Entries from a dataset:
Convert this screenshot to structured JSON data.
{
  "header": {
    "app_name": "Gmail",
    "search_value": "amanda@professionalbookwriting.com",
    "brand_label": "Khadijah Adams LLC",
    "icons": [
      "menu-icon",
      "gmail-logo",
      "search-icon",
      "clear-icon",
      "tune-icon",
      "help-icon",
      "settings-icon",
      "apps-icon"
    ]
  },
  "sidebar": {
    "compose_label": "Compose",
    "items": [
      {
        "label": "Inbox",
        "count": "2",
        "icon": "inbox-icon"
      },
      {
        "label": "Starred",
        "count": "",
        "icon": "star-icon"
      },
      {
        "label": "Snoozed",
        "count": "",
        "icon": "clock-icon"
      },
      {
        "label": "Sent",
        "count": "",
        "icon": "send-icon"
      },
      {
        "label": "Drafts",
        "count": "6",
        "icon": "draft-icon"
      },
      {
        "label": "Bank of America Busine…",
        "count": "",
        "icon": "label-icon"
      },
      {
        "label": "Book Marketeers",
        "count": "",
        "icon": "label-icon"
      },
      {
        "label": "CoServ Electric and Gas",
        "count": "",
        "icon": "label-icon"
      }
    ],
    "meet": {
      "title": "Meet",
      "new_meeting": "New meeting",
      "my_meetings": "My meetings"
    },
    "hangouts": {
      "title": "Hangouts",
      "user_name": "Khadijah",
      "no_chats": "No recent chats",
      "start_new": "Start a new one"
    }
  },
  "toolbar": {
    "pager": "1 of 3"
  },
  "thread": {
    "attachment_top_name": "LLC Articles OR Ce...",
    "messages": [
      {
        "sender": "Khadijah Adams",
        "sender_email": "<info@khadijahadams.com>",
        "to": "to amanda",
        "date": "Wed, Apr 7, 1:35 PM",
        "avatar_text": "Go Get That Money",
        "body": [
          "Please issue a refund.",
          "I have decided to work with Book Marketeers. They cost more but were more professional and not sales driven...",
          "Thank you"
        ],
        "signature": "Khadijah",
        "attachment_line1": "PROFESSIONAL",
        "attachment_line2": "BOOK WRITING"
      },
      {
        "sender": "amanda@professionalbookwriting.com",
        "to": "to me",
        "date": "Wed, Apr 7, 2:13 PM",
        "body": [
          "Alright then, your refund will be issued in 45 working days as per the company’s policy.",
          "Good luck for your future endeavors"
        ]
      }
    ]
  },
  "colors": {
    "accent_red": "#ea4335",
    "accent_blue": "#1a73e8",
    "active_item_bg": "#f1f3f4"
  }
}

- YOUR GOAL
Each line in the material above must be retyped without alteration.

- EXERCISE RESPONSE
Convert this screenshot to structured JSON data.
{
  "header": {
    "app_name": "Gmail",
    "search_value": "amanda@professionalbookwriting.com",
    "brand_label": "Khadijah Adams LLC",
    "icons": [
      "menu-icon",
      "gmail-logo",
      "search-icon",
      "clear-icon",
      "tune-icon",
      "help-icon",
      "settings-icon",
      "apps-icon"
    ]
  },
  "sidebar": {
    "compose_label": "Compose",
    "items": [
      {
        "label": "Inbox",
        "count": "2",
        "icon": "inbox-icon"
      },
      {
        "label": "Starred",
        "count": "",
        "icon": "star-icon"
      },
      {
        "label": "Snoozed",
        "count": "",
        "icon": "clock-icon"
      },
      {
        "label": "Sent",
        "count": "",
        "icon": "send-icon"
      },
      {
        "label": "Drafts",
        "count": "6",
        "icon": "draft-icon"
      },
      {
        "label": "Bank of America Busine…",
        "count": "",
        "icon": "label-icon"
      },
      {
        "label": "Book Marketeers",
        "count": "",
        "icon": "label-icon"
      },
      {
        "label": "CoServ Electric and Gas",
        "count": "",
        "icon": "label-icon"
      }
    ],
    "meet": {
      "title": "Meet",
      "new_meeting": "New meeting",
      "my_meetings": "My meetings"
    },
    "hangouts": {
      "title": "Hangouts",
      "user_name": "Khadijah",
      "no_chats": "No recent chats",
      "start_new": "Start a new one"
    }
  },
  "toolbar": {
    "pager": "1 of 3"
  },
  "thread": {
    "attachment_top_name": "LLC Articles OR Ce...",
    "messages": [
      {
        "sender": "Khadijah Adams",
        "sender_email": "<info@khadijahadams.com>",
        "to": "to amanda",
        "date": "Wed, Apr 7, 1:35 PM",
        "avatar_text": "Go Get That Money",
        "body": [
          "Please issue a refund.",
          "I have decided to work with Book Marketeers. They cost more but were more professional and not sales driven...",
          "Thank you"
        ],
        "signature": "Khadijah",
        "attachment_line1": "PROFESSIONAL",
        "attachment_line2": "BOOK WRITING"
      },
      {
        "sender": "amanda@professionalbookwriting.com",
        "to": "to me",
        "date": "Wed, Apr 7, 2:13 PM",
        "body": [
          "Alright then, your refund will be issued in 45 working days as per the company’s policy.",
          "Good luck for your future endeavors"
        ]
      }
    ]
  },
  "colors": {
    "accent_red": "#ea4335",
    "accent_blue": "#1a73e8",
    "active_item_bg": "#f1f3f4"
  }
}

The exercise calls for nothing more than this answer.